• REQUIREMENT: Copy out each line that mentions the word "spectrum".

++++ RECORDS FOR THIS EXERCISE

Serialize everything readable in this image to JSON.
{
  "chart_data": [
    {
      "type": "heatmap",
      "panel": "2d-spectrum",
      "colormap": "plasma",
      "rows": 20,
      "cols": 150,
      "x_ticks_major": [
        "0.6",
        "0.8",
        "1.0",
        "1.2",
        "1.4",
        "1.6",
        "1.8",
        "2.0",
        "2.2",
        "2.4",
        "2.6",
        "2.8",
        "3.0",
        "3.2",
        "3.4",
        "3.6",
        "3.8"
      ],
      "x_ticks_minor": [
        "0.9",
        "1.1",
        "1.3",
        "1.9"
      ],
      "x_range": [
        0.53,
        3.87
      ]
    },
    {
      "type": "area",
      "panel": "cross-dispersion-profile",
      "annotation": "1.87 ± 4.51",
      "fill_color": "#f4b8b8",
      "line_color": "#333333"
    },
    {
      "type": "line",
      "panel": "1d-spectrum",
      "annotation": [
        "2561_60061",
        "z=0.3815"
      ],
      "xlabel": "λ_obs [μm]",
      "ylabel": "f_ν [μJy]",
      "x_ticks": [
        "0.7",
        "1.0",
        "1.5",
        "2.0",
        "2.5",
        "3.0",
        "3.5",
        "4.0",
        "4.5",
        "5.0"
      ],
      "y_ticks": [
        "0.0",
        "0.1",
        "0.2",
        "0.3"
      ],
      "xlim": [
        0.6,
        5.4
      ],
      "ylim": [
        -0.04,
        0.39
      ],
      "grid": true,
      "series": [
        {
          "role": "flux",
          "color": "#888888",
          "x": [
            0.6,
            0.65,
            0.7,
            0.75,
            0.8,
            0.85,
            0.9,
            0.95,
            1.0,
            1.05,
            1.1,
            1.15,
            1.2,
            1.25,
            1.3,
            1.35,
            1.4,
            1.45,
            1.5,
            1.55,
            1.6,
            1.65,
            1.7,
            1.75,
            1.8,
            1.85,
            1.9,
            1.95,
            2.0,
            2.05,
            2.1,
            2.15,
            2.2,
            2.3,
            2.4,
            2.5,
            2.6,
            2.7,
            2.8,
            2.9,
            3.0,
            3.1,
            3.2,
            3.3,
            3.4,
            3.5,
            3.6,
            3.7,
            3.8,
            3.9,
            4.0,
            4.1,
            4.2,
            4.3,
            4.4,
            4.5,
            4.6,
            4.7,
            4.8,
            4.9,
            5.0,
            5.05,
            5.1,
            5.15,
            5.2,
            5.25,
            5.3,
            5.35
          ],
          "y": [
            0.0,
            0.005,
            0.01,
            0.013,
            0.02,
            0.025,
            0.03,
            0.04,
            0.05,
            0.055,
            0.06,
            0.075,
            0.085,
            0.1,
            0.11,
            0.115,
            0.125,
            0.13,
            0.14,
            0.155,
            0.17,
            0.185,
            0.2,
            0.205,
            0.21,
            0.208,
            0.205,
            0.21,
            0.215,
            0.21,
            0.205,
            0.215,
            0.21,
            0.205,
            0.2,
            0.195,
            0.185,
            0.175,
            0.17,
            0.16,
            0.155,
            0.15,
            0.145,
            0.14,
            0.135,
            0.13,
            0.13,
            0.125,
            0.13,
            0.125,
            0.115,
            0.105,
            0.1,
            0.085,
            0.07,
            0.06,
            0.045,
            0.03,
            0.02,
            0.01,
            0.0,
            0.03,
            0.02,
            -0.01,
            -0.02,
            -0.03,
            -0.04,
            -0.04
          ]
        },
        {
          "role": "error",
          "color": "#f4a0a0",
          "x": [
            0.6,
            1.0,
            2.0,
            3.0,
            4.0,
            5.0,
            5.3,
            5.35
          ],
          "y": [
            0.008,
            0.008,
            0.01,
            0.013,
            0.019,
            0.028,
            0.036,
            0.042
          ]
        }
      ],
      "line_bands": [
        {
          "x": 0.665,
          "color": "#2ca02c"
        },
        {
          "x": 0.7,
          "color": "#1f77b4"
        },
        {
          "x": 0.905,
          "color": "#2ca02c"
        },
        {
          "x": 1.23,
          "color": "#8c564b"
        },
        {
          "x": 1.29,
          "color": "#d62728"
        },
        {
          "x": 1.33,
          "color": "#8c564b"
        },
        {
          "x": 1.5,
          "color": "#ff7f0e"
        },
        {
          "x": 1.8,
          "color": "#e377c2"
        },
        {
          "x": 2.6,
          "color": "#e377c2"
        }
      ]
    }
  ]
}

++++++++

• THE RESPONSE:
      "panel": "2d-spectrum",
      "panel": "1d-spectrum",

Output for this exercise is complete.